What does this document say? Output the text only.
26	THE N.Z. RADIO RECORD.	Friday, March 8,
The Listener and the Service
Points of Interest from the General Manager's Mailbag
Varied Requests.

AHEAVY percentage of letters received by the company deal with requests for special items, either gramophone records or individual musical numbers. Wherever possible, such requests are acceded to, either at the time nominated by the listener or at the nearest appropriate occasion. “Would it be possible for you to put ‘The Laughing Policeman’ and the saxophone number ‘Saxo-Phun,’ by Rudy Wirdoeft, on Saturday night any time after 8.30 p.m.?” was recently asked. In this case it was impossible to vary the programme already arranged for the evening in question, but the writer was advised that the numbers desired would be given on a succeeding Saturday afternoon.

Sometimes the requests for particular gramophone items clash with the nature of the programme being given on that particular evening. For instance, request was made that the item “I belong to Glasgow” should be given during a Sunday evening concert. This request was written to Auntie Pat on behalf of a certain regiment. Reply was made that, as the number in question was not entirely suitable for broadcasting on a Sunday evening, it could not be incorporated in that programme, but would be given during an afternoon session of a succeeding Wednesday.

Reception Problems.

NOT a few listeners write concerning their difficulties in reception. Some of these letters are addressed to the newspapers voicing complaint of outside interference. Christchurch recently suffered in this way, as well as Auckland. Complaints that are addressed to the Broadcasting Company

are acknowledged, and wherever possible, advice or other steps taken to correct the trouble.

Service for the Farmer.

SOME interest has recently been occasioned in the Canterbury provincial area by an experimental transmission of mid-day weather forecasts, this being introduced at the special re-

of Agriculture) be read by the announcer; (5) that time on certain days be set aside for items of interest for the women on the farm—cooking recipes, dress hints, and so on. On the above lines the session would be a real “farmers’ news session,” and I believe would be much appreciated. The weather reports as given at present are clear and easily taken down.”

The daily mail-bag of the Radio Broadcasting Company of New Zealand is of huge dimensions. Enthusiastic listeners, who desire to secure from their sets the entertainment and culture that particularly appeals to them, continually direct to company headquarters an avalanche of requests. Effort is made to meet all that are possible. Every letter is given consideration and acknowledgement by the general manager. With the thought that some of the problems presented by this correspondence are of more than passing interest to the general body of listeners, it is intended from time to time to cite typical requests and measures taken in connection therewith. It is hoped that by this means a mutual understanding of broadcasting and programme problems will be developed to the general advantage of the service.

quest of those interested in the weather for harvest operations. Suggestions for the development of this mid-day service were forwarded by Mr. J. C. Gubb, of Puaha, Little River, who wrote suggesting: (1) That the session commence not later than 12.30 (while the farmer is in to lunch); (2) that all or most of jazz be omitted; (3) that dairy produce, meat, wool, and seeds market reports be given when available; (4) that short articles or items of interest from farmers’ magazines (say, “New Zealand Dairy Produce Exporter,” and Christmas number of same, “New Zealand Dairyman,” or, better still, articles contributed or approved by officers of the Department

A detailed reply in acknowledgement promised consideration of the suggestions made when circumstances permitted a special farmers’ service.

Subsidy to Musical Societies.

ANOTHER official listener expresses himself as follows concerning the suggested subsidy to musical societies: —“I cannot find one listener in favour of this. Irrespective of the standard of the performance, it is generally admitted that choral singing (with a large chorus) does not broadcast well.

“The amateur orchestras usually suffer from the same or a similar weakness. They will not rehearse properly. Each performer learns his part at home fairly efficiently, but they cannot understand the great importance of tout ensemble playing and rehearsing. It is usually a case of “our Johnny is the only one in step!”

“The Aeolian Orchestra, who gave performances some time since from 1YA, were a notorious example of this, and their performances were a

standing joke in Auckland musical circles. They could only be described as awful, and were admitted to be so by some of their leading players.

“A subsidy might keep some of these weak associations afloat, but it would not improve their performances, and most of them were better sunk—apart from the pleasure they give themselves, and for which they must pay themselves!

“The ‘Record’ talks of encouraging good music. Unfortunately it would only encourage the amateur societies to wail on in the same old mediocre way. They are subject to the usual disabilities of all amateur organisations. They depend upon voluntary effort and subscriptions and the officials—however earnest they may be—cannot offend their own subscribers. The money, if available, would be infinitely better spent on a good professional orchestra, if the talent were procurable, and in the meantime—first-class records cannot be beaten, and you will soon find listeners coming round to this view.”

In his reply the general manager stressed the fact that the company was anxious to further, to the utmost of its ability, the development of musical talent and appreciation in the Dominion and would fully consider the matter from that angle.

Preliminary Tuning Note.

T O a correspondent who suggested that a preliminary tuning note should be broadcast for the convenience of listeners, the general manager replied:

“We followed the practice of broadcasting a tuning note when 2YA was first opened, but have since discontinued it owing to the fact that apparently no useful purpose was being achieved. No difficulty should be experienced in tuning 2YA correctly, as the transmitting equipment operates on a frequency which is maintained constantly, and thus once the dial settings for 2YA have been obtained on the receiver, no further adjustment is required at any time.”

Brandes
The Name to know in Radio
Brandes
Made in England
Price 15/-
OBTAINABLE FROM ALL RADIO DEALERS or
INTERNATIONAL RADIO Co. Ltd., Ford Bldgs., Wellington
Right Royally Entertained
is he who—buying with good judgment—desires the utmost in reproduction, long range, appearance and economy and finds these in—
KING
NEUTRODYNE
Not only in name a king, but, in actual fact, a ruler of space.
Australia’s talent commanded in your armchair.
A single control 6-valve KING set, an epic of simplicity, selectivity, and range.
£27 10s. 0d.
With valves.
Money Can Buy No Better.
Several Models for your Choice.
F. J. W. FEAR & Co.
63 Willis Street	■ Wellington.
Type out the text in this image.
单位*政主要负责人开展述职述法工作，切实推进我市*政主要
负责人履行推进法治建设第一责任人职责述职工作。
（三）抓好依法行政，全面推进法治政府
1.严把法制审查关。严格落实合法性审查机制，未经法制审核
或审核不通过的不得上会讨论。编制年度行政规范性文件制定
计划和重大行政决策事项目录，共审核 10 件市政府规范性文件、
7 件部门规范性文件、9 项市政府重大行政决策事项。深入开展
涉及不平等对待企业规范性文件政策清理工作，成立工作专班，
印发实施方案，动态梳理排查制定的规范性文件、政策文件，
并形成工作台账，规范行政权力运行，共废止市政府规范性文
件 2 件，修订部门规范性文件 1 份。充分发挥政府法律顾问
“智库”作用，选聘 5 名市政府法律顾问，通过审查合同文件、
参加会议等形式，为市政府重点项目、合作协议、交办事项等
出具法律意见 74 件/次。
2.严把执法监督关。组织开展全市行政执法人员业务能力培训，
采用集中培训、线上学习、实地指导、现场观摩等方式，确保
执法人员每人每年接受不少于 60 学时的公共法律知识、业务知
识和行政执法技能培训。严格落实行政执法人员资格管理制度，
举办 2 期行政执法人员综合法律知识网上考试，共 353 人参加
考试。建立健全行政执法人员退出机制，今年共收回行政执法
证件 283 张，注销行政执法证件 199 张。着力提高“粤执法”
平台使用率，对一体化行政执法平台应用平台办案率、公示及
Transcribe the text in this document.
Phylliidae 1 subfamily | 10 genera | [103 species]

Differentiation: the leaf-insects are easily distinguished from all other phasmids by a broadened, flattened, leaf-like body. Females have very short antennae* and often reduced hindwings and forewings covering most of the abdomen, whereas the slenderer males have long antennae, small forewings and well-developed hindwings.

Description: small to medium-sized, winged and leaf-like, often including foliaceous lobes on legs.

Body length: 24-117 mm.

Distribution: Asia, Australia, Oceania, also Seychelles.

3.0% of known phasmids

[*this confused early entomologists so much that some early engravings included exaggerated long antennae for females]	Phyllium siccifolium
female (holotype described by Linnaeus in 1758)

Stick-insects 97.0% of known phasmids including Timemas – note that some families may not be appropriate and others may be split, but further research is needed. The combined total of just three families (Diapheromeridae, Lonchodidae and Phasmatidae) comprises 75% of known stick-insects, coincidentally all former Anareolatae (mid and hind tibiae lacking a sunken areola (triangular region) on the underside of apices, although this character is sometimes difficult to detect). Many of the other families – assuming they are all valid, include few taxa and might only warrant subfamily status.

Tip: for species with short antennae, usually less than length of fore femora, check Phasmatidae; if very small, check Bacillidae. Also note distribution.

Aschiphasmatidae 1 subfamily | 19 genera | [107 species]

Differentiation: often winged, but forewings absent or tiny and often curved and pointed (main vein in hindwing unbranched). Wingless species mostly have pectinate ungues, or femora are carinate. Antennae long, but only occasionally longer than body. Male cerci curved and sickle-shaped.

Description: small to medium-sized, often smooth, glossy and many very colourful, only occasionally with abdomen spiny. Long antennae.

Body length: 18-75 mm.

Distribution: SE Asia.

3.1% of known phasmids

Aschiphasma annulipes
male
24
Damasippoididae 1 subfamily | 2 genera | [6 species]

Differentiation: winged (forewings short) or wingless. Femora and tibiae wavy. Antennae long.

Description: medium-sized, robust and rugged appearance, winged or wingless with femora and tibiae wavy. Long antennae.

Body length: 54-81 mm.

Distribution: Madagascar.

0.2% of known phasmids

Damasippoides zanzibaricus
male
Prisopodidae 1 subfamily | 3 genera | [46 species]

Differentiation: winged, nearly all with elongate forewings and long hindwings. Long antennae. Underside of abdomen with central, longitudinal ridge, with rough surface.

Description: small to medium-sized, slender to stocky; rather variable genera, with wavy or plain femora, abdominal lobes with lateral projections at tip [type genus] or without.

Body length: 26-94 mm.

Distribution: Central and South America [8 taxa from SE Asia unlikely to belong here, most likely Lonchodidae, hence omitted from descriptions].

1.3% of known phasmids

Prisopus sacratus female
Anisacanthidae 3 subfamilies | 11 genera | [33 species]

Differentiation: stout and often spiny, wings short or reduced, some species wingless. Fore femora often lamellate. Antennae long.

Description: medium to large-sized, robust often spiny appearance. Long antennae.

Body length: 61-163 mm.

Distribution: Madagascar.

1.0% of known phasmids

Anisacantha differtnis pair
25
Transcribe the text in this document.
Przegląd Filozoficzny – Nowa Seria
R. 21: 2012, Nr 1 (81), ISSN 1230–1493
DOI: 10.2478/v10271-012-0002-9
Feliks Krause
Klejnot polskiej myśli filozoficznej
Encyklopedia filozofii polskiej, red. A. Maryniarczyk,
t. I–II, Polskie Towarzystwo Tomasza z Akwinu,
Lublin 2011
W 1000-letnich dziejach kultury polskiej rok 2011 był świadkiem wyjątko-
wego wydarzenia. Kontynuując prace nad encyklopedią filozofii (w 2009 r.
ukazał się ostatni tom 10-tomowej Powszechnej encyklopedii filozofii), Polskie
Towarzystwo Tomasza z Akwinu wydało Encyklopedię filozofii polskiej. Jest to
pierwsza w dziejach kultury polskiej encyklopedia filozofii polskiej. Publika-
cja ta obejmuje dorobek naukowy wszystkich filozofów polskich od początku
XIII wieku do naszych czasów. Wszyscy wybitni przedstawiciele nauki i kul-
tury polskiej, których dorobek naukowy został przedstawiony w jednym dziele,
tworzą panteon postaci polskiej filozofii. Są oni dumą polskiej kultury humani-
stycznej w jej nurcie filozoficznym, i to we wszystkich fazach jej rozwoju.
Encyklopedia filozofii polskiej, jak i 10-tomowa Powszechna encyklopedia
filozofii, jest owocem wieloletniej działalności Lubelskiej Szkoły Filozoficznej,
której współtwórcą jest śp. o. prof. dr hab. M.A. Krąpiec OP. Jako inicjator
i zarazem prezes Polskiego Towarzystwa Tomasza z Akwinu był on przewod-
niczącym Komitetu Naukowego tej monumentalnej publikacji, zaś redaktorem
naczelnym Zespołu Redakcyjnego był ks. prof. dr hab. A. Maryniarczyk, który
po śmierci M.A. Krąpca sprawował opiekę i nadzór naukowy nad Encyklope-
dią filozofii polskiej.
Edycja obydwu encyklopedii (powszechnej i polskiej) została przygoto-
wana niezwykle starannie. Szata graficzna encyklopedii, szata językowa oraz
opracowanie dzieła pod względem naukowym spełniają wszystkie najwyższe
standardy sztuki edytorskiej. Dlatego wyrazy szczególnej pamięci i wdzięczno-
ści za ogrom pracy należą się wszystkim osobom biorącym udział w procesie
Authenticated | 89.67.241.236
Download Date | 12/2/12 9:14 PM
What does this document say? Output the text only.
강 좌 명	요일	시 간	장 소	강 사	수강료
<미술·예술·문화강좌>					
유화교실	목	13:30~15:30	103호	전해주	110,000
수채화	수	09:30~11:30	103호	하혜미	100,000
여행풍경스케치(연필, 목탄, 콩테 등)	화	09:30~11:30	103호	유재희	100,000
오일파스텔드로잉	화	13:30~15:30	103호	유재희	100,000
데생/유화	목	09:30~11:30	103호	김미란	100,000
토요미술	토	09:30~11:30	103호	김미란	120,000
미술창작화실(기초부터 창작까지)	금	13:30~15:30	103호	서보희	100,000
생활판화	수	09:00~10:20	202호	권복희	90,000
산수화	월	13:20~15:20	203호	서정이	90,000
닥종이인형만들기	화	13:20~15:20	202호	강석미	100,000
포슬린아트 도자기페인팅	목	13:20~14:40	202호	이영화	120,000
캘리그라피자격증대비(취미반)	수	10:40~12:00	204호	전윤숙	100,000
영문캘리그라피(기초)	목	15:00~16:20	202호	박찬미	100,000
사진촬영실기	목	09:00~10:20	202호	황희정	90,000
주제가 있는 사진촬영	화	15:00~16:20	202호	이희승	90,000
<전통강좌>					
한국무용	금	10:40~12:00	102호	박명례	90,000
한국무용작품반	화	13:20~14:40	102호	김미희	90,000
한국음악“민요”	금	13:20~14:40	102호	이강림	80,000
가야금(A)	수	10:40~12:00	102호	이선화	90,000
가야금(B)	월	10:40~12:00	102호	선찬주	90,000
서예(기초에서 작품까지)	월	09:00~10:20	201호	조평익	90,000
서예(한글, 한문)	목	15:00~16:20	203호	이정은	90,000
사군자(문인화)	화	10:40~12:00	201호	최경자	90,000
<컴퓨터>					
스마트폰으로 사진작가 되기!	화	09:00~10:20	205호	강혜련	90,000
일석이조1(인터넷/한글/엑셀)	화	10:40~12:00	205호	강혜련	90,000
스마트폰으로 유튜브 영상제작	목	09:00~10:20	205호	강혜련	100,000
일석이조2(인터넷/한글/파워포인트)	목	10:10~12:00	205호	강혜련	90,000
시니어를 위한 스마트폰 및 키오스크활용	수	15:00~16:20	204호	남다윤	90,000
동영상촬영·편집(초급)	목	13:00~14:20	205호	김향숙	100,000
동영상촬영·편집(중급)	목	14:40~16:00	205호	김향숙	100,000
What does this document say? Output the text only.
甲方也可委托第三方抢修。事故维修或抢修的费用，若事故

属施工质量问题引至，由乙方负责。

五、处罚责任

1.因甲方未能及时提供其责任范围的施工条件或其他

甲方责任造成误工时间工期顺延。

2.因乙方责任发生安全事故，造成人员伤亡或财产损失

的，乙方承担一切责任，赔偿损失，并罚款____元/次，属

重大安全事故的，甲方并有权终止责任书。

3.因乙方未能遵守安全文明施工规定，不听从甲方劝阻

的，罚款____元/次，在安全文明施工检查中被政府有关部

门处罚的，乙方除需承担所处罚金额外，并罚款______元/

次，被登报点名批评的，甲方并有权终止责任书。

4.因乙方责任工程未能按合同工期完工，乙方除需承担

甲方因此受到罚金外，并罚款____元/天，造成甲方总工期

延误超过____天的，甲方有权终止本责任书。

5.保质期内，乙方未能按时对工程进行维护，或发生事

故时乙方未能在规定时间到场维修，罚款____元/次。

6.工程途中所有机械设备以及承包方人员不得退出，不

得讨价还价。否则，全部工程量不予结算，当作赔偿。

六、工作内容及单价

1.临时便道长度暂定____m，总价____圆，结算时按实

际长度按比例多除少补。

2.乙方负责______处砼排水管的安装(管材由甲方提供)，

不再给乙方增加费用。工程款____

----------

Brief:
Whenever "Maryniarczyk" turns up in a line, pick that line out.

Reply:
Encyklopedia filozofii polskiej, red. A. Maryniarczyk,
naczelnym Zespołu Redakcyjnego był ks. prof. dr hab. A. Maryniarczyk, który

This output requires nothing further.